• [Material for the task]:
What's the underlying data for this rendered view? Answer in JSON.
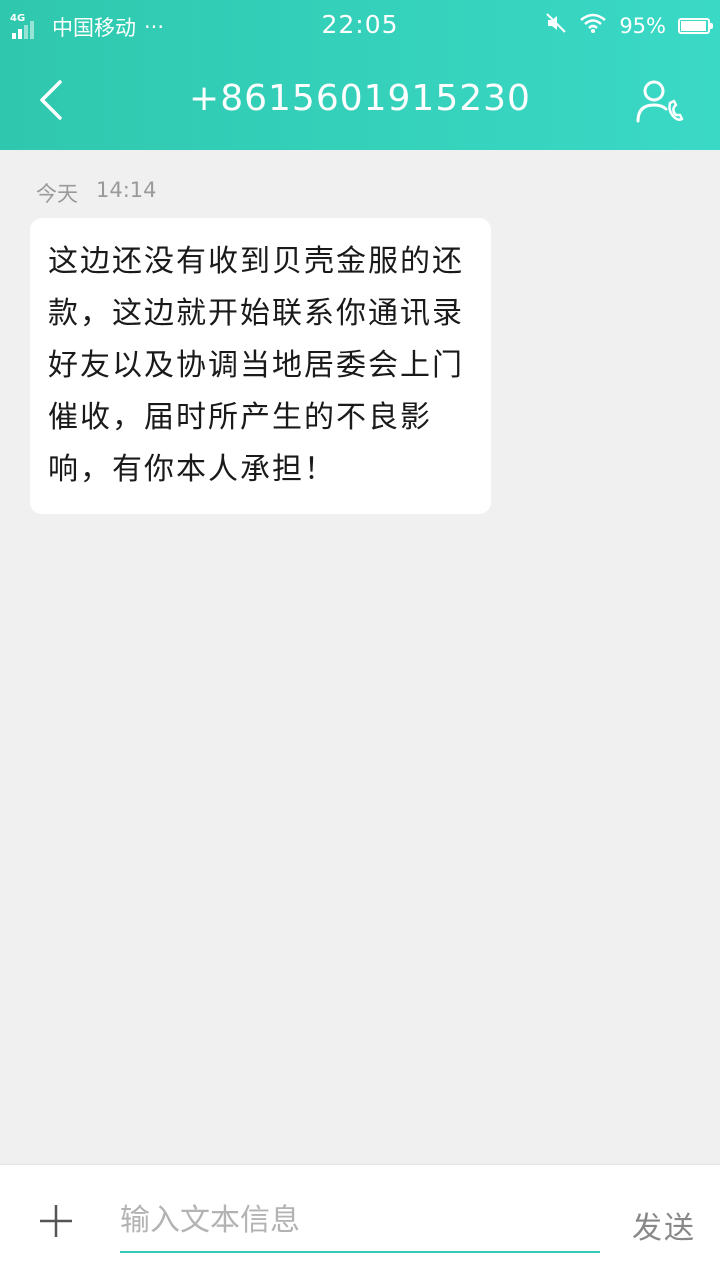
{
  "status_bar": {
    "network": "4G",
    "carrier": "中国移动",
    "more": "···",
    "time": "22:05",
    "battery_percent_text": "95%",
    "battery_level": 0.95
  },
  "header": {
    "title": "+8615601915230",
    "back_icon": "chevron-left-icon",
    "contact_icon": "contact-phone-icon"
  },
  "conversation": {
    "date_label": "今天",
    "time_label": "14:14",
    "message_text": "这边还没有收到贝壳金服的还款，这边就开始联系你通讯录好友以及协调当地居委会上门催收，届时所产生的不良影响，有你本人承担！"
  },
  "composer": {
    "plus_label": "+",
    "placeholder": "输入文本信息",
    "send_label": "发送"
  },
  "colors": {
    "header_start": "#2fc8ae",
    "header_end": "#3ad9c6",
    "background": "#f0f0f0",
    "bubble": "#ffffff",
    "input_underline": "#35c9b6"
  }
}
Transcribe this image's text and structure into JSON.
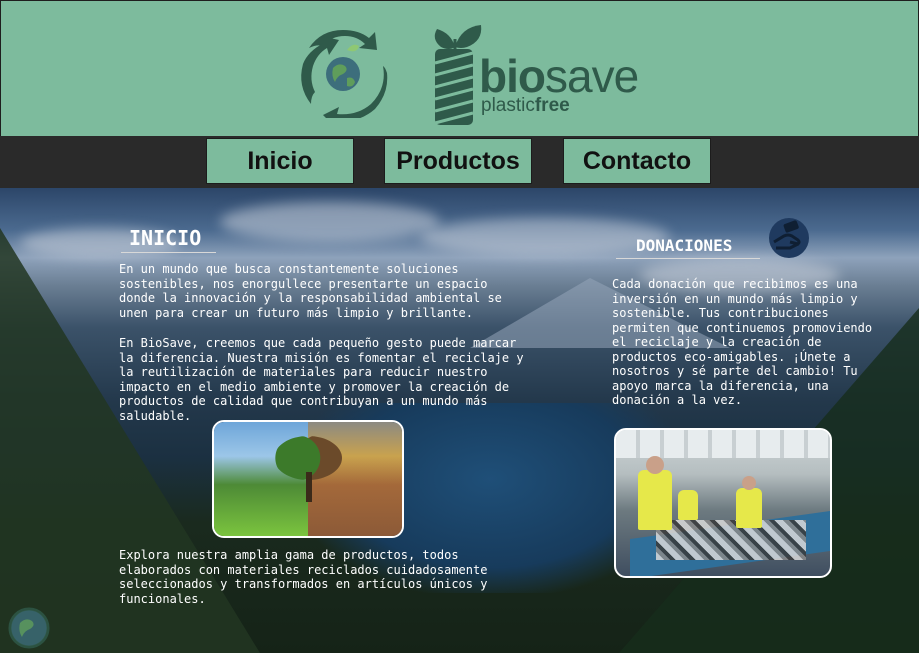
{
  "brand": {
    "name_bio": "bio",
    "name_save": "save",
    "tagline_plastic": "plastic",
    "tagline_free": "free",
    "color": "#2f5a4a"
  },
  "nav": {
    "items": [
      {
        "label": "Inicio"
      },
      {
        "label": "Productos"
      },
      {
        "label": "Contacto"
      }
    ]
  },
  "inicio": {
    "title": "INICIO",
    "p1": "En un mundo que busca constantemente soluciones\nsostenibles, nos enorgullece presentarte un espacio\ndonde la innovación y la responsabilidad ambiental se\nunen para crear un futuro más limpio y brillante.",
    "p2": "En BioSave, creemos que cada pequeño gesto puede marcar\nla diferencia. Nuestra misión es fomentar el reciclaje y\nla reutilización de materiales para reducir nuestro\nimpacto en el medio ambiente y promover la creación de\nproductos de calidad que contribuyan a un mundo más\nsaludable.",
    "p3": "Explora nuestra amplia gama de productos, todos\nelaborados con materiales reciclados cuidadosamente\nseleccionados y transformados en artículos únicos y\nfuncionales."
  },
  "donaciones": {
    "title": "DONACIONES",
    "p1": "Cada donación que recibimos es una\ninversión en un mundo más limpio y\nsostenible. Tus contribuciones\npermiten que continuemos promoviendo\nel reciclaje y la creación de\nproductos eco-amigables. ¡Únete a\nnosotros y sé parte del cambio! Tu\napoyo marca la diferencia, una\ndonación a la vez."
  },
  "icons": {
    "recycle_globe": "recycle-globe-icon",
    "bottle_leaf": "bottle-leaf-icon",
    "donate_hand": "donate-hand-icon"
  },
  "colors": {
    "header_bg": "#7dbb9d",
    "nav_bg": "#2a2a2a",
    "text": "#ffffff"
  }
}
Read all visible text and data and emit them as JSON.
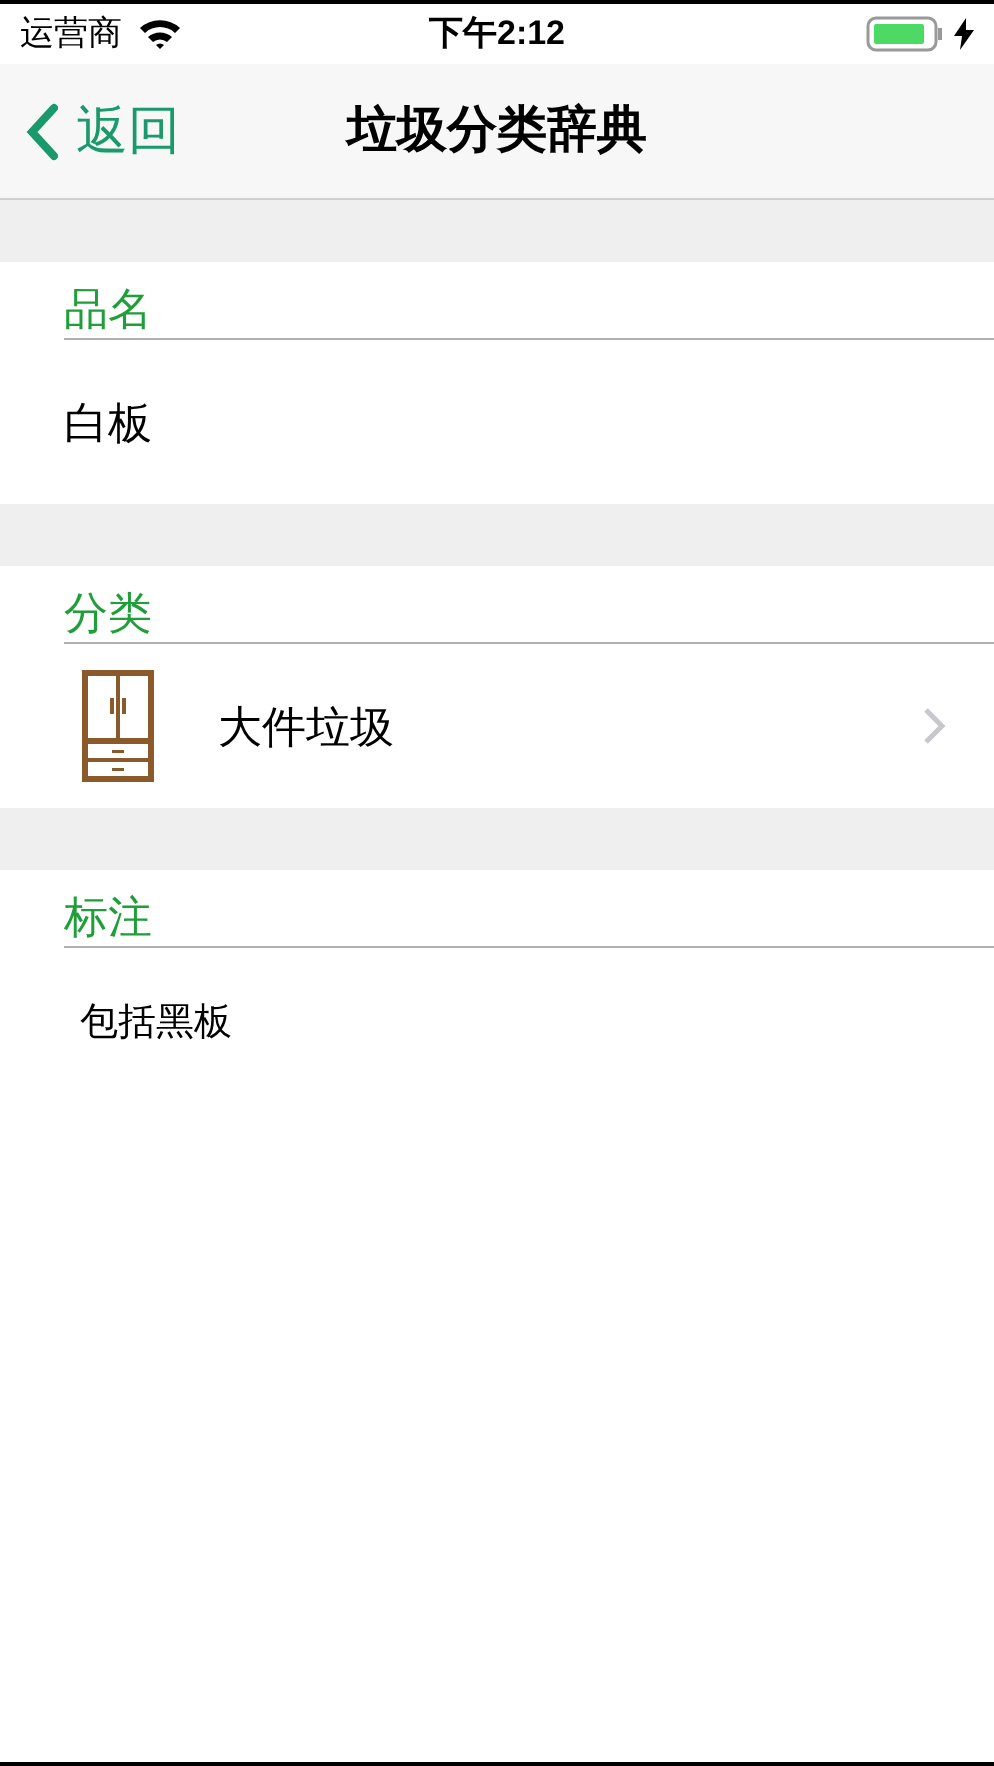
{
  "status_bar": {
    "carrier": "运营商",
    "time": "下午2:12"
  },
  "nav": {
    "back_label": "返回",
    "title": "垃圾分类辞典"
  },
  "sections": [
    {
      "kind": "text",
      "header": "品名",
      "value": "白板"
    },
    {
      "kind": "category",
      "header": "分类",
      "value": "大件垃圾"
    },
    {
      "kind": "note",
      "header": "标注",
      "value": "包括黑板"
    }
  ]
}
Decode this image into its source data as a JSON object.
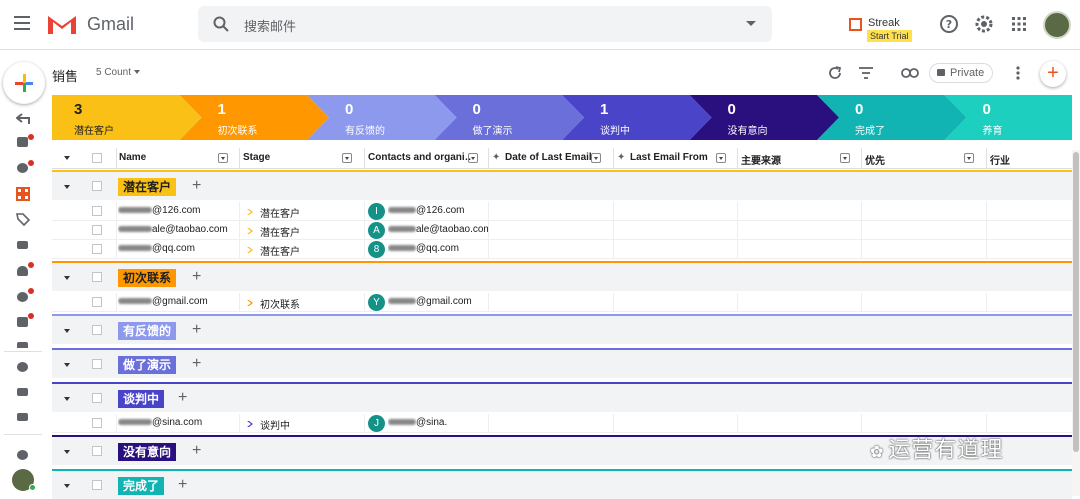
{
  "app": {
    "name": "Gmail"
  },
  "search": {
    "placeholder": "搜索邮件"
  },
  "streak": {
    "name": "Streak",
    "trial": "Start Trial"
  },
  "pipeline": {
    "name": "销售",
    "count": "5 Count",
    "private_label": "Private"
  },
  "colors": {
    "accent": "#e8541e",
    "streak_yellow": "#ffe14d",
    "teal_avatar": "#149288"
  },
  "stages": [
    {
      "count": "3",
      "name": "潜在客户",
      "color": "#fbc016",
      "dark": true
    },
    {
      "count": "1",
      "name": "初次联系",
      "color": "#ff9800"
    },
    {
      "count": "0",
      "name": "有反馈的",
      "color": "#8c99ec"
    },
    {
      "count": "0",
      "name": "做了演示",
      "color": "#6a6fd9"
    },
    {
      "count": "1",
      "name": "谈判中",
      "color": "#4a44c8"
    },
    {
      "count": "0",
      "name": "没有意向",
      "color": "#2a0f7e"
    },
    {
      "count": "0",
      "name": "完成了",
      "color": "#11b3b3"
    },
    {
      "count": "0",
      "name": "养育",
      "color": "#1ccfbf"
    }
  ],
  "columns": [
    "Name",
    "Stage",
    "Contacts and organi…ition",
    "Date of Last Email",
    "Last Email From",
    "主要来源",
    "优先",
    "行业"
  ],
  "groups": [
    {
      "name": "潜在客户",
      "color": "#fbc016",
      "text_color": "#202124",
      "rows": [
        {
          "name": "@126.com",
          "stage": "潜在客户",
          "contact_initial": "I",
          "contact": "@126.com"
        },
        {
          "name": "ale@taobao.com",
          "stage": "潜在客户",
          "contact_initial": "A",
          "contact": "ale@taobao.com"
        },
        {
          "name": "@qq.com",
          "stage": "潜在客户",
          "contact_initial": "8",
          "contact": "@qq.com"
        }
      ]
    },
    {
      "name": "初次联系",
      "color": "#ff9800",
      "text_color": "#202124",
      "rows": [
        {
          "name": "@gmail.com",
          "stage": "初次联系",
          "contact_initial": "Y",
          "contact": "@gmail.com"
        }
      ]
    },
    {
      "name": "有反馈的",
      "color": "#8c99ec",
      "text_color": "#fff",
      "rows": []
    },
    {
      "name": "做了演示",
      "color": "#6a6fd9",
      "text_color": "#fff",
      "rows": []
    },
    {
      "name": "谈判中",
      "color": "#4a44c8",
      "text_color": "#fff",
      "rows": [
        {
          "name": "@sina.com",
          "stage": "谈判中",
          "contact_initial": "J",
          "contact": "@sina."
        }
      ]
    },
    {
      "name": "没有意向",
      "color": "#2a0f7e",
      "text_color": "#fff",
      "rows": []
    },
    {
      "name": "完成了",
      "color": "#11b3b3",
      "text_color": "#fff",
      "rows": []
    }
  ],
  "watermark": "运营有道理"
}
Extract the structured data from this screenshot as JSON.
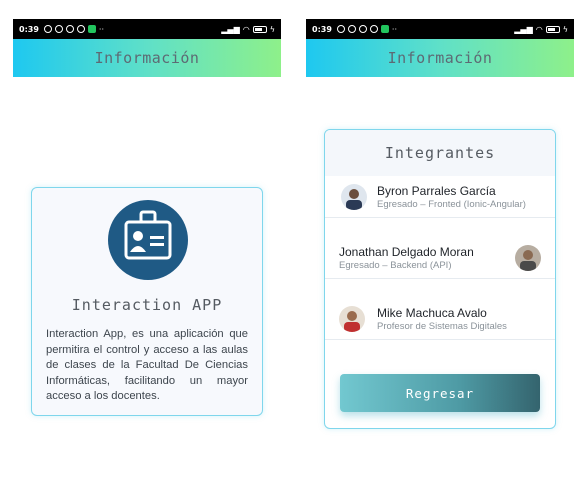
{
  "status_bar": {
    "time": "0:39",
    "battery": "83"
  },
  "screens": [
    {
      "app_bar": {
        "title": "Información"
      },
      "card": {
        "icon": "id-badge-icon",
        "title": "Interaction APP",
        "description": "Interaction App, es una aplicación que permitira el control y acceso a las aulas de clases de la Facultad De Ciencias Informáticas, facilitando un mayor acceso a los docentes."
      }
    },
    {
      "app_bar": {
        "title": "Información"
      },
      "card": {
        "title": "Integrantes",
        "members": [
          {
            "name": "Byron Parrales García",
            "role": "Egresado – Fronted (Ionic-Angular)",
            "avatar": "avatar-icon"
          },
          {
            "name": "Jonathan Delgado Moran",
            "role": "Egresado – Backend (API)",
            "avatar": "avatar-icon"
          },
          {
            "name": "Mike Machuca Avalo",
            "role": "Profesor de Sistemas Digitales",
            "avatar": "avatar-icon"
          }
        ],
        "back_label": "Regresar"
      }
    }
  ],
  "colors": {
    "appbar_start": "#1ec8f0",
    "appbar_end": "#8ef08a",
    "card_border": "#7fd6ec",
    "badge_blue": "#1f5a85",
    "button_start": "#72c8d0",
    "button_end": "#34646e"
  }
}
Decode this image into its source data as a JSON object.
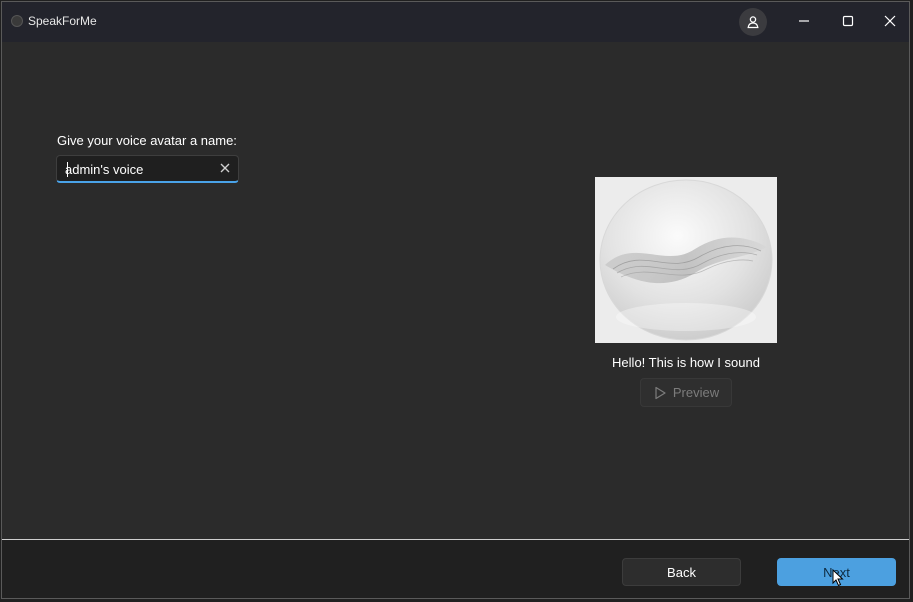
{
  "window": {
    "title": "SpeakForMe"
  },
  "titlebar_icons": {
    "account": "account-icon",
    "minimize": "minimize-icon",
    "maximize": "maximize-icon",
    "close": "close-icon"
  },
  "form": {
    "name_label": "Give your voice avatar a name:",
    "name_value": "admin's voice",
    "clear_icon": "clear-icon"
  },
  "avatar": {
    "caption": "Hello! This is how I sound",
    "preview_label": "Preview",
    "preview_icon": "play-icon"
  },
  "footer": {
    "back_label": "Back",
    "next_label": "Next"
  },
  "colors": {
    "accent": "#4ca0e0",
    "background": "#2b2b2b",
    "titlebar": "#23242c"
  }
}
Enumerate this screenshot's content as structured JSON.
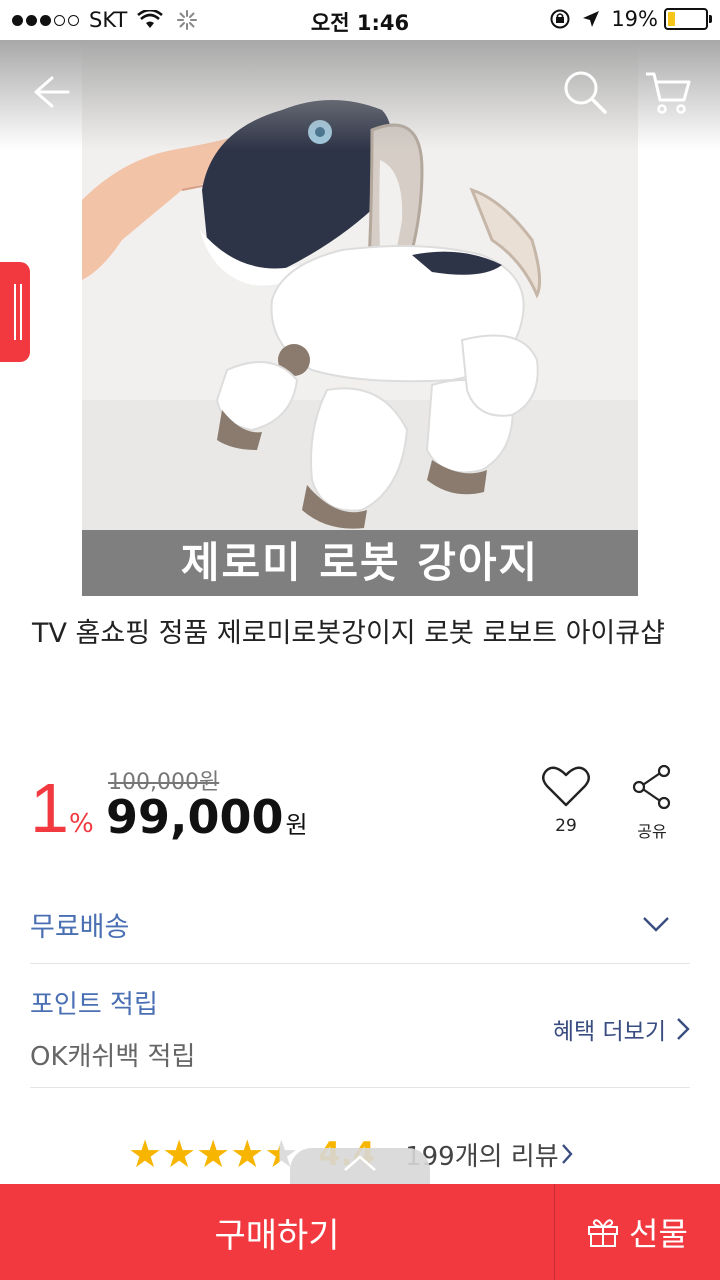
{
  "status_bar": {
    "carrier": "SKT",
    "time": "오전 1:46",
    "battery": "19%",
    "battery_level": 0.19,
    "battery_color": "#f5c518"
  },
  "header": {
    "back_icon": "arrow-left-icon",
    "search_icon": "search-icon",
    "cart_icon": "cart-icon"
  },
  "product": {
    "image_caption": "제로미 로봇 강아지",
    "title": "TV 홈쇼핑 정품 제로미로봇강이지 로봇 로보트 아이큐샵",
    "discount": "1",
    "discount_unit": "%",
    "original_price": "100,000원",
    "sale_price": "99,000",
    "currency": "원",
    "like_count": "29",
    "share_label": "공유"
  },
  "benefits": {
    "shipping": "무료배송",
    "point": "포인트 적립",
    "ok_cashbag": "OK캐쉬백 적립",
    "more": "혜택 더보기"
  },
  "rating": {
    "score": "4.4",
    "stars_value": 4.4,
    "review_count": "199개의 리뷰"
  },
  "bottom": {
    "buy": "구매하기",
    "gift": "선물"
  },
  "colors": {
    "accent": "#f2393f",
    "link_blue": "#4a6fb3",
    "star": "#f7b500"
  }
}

• [Task objective]: Extract exactly the lines above from the line containing "Enumerate this screenshot's" through the last one, both ends included, but not the pictures.

• [Response]:
Enumerate this screenshot's content as structured JSON.
{
  "status_bar": {
    "carrier": "SKT",
    "time": "오전 1:46",
    "battery": "19%",
    "battery_level": 0.19,
    "battery_color": "#f5c518"
  },
  "header": {
    "back_icon": "arrow-left-icon",
    "search_icon": "search-icon",
    "cart_icon": "cart-icon"
  },
  "product": {
    "image_caption": "제로미 로봇 강아지",
    "title": "TV 홈쇼핑 정품 제로미로봇강이지 로봇 로보트 아이큐샵",
    "discount": "1",
    "discount_unit": "%",
    "original_price": "100,000원",
    "sale_price": "99,000",
    "currency": "원",
    "like_count": "29",
    "share_label": "공유"
  },
  "benefits": {
    "shipping": "무료배송",
    "point": "포인트 적립",
    "ok_cashbag": "OK캐쉬백 적립",
    "more": "혜택 더보기"
  },
  "rating": {
    "score": "4.4",
    "stars_value": 4.4,
    "review_count": "199개의 리뷰"
  },
  "bottom": {
    "buy": "구매하기",
    "gift": "선물"
  },
  "colors": {
    "accent": "#f2393f",
    "link_blue": "#4a6fb3",
    "star": "#f7b500"
  }
}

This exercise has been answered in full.